_TO DO_
Locate and copy each line in the data that contains the word "Promedio".

_TASK MATERIAL_

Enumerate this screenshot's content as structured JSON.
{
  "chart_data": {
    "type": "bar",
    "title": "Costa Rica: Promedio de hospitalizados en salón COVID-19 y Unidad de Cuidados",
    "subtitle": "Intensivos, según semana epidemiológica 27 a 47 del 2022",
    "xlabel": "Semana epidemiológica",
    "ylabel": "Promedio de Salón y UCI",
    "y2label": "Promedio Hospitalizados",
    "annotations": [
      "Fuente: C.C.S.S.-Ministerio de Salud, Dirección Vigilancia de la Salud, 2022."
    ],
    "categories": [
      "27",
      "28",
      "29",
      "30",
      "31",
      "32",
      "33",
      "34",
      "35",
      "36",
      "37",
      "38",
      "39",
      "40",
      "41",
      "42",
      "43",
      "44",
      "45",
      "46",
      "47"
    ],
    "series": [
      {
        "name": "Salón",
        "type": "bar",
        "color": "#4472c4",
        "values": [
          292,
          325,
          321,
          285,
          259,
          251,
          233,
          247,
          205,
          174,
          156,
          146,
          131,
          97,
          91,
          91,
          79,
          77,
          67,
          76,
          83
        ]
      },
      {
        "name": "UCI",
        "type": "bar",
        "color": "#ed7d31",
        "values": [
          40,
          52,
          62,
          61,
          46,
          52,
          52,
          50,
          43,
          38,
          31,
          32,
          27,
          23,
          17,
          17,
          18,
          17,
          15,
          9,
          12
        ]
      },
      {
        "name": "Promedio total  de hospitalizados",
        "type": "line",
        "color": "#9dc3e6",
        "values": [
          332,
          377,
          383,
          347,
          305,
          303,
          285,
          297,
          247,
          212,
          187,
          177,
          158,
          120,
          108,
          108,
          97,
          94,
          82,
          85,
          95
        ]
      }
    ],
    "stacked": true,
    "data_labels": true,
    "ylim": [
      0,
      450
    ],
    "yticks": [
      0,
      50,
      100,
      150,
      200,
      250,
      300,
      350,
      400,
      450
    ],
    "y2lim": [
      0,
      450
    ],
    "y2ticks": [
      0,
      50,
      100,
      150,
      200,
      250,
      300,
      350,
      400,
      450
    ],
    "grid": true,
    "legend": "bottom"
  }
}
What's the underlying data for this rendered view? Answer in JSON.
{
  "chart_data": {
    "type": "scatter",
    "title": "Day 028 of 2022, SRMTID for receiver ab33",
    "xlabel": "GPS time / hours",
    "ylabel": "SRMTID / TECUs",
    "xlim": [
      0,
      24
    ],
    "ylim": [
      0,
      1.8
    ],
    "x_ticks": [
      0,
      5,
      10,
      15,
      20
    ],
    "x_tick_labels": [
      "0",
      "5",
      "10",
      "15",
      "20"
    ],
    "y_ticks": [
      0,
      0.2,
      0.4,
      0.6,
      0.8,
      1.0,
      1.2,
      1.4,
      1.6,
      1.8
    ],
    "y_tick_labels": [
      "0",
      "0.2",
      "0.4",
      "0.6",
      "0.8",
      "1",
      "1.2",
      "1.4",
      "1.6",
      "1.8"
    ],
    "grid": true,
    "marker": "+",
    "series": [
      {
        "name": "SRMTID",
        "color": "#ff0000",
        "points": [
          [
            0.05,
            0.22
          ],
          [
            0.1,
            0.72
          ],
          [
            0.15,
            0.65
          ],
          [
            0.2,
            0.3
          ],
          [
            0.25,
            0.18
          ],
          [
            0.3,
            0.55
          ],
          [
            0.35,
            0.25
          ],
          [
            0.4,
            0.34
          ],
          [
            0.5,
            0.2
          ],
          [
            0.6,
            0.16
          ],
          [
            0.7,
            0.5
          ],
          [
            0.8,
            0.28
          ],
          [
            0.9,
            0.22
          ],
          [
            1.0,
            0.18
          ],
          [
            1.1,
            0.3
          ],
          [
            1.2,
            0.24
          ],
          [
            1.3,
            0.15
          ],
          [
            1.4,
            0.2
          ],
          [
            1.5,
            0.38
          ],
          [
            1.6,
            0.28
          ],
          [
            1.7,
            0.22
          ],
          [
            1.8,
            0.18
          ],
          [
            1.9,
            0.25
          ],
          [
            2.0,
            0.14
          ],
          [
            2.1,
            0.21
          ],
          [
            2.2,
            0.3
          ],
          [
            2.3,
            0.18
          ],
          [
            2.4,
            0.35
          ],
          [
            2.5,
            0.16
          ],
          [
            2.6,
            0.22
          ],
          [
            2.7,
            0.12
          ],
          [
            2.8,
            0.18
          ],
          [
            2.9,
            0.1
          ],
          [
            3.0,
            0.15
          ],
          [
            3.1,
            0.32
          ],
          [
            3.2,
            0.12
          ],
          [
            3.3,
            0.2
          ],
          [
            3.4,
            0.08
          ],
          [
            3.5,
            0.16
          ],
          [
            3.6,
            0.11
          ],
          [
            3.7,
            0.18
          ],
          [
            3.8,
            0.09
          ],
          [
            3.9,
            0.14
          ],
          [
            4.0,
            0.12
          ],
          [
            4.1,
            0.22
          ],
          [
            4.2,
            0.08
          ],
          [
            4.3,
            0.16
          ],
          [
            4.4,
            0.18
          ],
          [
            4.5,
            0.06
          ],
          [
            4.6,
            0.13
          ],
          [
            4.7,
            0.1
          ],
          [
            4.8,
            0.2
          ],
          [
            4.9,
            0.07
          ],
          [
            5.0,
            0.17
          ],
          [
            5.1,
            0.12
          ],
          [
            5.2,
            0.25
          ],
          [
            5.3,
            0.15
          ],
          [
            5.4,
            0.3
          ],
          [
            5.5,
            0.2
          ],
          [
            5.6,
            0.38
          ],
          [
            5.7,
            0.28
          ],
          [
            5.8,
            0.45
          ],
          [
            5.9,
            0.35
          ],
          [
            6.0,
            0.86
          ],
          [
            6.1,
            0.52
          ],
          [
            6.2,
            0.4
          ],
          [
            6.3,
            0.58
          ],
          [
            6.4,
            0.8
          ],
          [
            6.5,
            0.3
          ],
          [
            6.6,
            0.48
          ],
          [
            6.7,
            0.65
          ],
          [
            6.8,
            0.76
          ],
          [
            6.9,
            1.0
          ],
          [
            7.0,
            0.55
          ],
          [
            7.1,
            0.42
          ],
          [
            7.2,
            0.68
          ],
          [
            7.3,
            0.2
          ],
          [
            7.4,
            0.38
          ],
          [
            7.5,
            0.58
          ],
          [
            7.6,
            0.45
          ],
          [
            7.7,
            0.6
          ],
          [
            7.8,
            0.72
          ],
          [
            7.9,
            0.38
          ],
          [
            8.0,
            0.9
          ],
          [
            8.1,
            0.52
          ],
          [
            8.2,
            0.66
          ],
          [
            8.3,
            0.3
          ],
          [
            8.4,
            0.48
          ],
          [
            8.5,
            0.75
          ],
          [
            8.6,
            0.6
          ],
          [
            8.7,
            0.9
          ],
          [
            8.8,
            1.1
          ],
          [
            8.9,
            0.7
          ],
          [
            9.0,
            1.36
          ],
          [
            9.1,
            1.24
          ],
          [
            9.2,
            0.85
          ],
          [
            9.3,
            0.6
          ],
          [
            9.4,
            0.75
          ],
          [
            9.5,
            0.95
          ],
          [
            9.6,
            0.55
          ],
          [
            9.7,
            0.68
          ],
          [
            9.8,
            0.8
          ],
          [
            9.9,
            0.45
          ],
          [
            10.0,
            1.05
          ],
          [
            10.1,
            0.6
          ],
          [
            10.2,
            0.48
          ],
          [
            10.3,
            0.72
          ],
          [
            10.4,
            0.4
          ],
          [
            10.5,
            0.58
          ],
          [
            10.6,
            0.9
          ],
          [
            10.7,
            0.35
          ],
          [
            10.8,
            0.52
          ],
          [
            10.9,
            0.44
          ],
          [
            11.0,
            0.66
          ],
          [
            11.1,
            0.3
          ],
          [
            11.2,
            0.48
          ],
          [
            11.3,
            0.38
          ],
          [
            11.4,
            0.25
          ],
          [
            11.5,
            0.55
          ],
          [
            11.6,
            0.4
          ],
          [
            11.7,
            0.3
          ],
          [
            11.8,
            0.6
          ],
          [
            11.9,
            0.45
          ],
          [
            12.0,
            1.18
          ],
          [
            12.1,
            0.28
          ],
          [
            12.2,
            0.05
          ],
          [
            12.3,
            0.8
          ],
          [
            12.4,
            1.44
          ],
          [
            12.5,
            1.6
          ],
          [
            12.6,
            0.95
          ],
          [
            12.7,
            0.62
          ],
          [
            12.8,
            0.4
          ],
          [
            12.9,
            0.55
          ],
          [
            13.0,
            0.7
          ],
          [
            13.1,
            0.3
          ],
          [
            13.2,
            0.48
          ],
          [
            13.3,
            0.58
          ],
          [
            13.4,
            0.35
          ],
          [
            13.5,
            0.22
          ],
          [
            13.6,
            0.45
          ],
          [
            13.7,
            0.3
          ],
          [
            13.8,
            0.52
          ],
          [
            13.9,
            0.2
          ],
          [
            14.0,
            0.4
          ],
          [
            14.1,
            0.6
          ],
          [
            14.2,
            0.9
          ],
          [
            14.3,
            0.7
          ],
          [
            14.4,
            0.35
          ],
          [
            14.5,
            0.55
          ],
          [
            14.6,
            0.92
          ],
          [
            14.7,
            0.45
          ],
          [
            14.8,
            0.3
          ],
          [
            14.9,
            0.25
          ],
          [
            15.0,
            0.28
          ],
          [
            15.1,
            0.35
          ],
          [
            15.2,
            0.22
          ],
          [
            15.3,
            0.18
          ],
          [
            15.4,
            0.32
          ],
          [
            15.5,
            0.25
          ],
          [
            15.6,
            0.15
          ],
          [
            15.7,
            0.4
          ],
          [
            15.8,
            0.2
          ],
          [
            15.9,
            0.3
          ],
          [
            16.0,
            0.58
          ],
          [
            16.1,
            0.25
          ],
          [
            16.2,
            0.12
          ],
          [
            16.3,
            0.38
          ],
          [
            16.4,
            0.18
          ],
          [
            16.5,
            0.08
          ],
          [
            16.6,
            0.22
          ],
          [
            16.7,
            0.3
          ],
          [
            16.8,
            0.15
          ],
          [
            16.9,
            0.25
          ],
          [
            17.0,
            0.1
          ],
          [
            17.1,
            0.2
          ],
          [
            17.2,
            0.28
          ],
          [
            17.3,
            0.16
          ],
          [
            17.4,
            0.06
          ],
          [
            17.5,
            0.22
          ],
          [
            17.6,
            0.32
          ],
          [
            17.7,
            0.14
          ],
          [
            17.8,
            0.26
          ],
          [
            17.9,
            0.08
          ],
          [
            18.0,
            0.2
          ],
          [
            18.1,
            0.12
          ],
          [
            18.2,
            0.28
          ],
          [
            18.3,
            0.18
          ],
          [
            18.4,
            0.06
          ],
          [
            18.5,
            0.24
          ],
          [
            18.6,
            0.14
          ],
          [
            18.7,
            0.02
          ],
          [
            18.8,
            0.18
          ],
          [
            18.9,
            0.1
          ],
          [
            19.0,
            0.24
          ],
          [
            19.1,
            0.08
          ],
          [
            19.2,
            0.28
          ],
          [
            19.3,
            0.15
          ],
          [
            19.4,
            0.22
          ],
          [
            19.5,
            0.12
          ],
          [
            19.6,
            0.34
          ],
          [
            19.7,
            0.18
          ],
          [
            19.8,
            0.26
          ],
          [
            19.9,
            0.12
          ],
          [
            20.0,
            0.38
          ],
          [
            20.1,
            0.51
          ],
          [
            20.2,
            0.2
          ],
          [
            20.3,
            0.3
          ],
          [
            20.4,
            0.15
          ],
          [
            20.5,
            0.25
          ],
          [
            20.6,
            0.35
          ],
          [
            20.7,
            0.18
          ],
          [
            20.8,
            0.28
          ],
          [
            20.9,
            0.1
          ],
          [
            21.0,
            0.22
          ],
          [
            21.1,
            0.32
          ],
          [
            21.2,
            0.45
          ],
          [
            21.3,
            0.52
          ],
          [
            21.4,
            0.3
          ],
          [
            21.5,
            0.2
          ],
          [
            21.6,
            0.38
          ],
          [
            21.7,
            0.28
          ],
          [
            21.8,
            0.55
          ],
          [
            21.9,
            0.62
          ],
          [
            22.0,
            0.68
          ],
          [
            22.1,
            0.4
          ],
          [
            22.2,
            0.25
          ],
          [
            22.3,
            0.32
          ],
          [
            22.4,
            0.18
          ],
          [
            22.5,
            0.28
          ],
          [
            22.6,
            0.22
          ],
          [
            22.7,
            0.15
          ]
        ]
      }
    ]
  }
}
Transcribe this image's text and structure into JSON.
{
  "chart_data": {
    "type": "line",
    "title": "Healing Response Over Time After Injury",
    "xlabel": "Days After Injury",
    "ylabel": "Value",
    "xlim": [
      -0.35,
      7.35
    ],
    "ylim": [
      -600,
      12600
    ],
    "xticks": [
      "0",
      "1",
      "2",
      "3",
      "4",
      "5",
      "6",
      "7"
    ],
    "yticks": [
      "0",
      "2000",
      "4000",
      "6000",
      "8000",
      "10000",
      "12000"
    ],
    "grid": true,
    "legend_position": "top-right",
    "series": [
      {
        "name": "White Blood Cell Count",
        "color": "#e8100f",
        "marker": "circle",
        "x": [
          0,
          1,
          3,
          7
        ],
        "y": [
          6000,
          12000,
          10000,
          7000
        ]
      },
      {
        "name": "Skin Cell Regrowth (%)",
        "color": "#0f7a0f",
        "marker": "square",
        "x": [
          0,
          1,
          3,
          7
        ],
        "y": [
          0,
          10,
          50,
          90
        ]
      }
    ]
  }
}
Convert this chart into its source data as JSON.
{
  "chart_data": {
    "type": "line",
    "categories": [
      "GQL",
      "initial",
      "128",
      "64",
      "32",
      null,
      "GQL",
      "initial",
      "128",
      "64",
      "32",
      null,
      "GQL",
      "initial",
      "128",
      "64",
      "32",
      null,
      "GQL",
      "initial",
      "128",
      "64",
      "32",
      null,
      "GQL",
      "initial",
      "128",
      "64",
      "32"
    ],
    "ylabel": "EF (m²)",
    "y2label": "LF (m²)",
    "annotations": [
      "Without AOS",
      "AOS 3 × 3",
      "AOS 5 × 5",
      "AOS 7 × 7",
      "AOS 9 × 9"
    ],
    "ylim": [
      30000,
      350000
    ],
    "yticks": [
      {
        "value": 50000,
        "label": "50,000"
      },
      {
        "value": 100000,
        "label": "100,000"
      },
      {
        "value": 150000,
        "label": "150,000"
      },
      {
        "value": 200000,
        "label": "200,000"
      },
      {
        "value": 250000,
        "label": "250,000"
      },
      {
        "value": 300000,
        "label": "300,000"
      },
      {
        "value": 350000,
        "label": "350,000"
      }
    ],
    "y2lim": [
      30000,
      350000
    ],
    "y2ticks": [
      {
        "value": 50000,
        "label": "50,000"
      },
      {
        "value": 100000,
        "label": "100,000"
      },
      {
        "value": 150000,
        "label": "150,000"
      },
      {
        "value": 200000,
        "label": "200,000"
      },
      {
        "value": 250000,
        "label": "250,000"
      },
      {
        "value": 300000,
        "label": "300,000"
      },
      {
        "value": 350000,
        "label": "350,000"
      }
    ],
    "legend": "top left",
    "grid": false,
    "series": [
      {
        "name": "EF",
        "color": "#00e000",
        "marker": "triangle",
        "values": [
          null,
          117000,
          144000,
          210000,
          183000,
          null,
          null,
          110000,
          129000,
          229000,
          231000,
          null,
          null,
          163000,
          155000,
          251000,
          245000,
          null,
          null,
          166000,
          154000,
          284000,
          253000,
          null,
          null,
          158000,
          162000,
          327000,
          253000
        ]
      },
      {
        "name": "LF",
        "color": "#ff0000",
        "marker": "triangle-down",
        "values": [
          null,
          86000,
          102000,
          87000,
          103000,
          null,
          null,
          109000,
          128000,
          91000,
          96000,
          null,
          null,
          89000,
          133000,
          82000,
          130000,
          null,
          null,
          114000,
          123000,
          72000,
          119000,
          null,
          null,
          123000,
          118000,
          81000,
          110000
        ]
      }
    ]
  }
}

_WRITTEN SOLUTION_
    "title": "Costa Rica: Promedio de hospitalizados en salón COVID-19 y Unidad de Cuidados",
    "ylabel": "Promedio de Salón y UCI",
    "y2label": "Promedio Hospitalizados",
        "name": "Promedio total  de hospitalizados",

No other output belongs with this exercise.